__RECORDS PROVIDED__.
------------------------------------------------
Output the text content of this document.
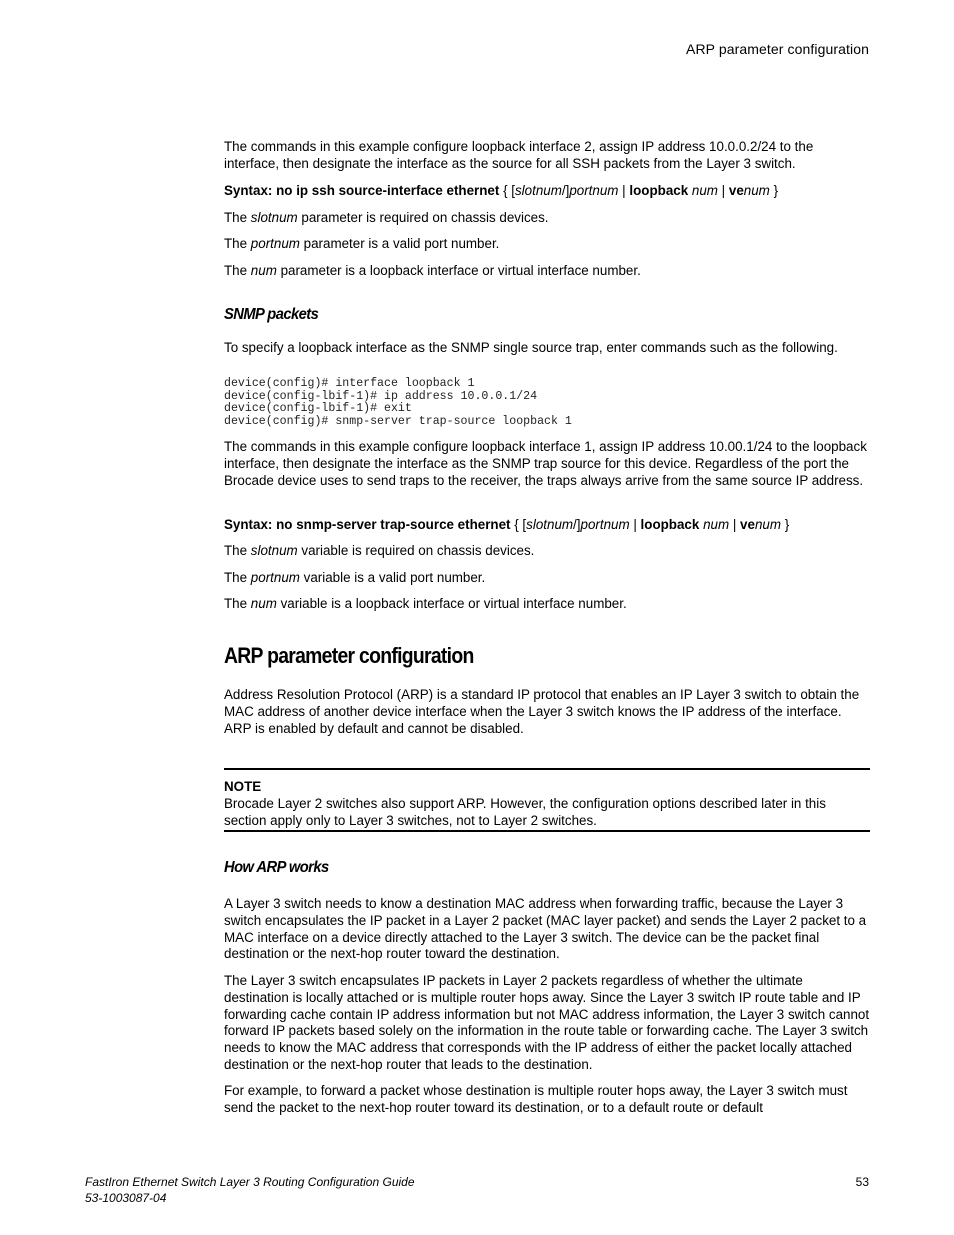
ARP parameter configuration

The commands in this example configure loopback interface 2, assign IP address 10.0.0.2/24 to the interface, then designate the interface as the source for all SSH packets from the Layer 3 switch.

Syntax: no ip ssh source-interface ethernet { [slotnum/]portnum | loopback num | venum }

The slotnum parameter is required on chassis devices.

The portnum parameter is a valid port number.

The num parameter is a loopback interface or virtual interface number.

SNMP packets

To specify a loopback interface as the SNMP single source trap, enter commands such as the following.

device(config)# interface loopback 1
device(config-lbif-1)# ip address 10.0.0.1/24
device(config-lbif-1)# exit
device(config)# snmp-server trap-source loopback 1

The commands in this example configure loopback interface 1, assign IP address 10.00.1/24 to the loopback interface, then designate the interface as the SNMP trap source for this device. Regardless of the port the Brocade device uses to send traps to the receiver, the traps always arrive from the same source IP address.

Syntax: no snmp-server trap-source ethernet { [slotnum/]portnum | loopback num | venum }

The slotnum variable is required on chassis devices.

The portnum variable is a valid port number.

The num variable is a loopback interface or virtual interface number.

ARP parameter configuration

Address Resolution Protocol (ARP) is a standard IP protocol that enables an IP Layer 3 switch to obtain the MAC address of another device interface when the Layer 3 switch knows the IP address of the interface. ARP is enabled by default and cannot be disabled.

NOTE
Brocade Layer 2 switches also support ARP. However, the configuration options described later in this section apply only to Layer 3 switches, not to Layer 2 switches.
How ARP works

A Layer 3 switch needs to know a destination MAC address when forwarding traffic, because the Layer 3 switch encapsulates the IP packet in a Layer 2 packet (MAC layer packet) and sends the Layer 2 packet to a MAC interface on a device directly attached to the Layer 3 switch. The device can be the packet final destination or the next-hop router toward the destination.

The Layer 3 switch encapsulates IP packets in Layer 2 packets regardless of whether the ultimate destination is locally attached or is multiple router hops away. Since the Layer 3 switch IP route table and IP forwarding cache contain IP address information but not MAC address information, the Layer 3 switch cannot forward IP packets based solely on the information in the route table or forwarding cache. The Layer 3 switch needs to know the MAC address that corresponds with the IP address of either the packet locally attached destination or the next-hop router that leads to the destination.

For example, to forward a packet whose destination is multiple router hops away, the Layer 3 switch must send the packet to the next-hop router toward its destination, or to a default route or default

FastIron Ethernet Switch Layer 3 Routing Configuration Guide
53-1003087-04
53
------------------------------------------------
__REQUIRED WORK__. Every record is to be reproduced exactly, with no pictures included.

__THE COMPLETED TASK__.
Output the text content of this document.
ARP parameter configuration

The commands in this example configure loopback interface 2, assign IP address 10.0.0.2/24 to the interface, then designate the interface as the source for all SSH packets from the Layer 3 switch.

Syntax: no ip ssh source-interface ethernet { [slotnum/]portnum | loopback num | venum }

The slotnum parameter is required on chassis devices.

The portnum parameter is a valid port number.

The num parameter is a loopback interface or virtual interface number.

SNMP packets

To specify a loopback interface as the SNMP single source trap, enter commands such as the following.

device(config)# interface loopback 1
device(config-lbif-1)# ip address 10.0.0.1/24
device(config-lbif-1)# exit
device(config)# snmp-server trap-source loopback 1

The commands in this example configure loopback interface 1, assign IP address 10.00.1/24 to the loopback interface, then designate the interface as the SNMP trap source for this device. Regardless of the port the Brocade device uses to send traps to the receiver, the traps always arrive from the same source IP address.

Syntax: no snmp-server trap-source ethernet { [slotnum/]portnum | loopback num | venum }

The slotnum variable is required on chassis devices.

The portnum variable is a valid port number.

The num variable is a loopback interface or virtual interface number.

ARP parameter configuration

Address Resolution Protocol (ARP) is a standard IP protocol that enables an IP Layer 3 switch to obtain the MAC address of another device interface when the Layer 3 switch knows the IP address of the interface. ARP is enabled by default and cannot be disabled.

NOTE
Brocade Layer 2 switches also support ARP. However, the configuration options described later in this section apply only to Layer 3 switches, not to Layer 2 switches.
How ARP works

A Layer 3 switch needs to know a destination MAC address when forwarding traffic, because the Layer 3 switch encapsulates the IP packet in a Layer 2 packet (MAC layer packet) and sends the Layer 2 packet to a MAC interface on a device directly attached to the Layer 3 switch. The device can be the packet final destination or the next-hop router toward the destination.

The Layer 3 switch encapsulates IP packets in Layer 2 packets regardless of whether the ultimate destination is locally attached or is multiple router hops away. Since the Layer 3 switch IP route table and IP forwarding cache contain IP address information but not MAC address information, the Layer 3 switch cannot forward IP packets based solely on the information in the route table or forwarding cache. The Layer 3 switch needs to know the MAC address that corresponds with the IP address of either the packet locally attached destination or the next-hop router that leads to the destination.

For example, to forward a packet whose destination is multiple router hops away, the Layer 3 switch must send the packet to the next-hop router toward its destination, or to a default route or default

FastIron Ethernet Switch Layer 3 Routing Configuration Guide
53-1003087-04
53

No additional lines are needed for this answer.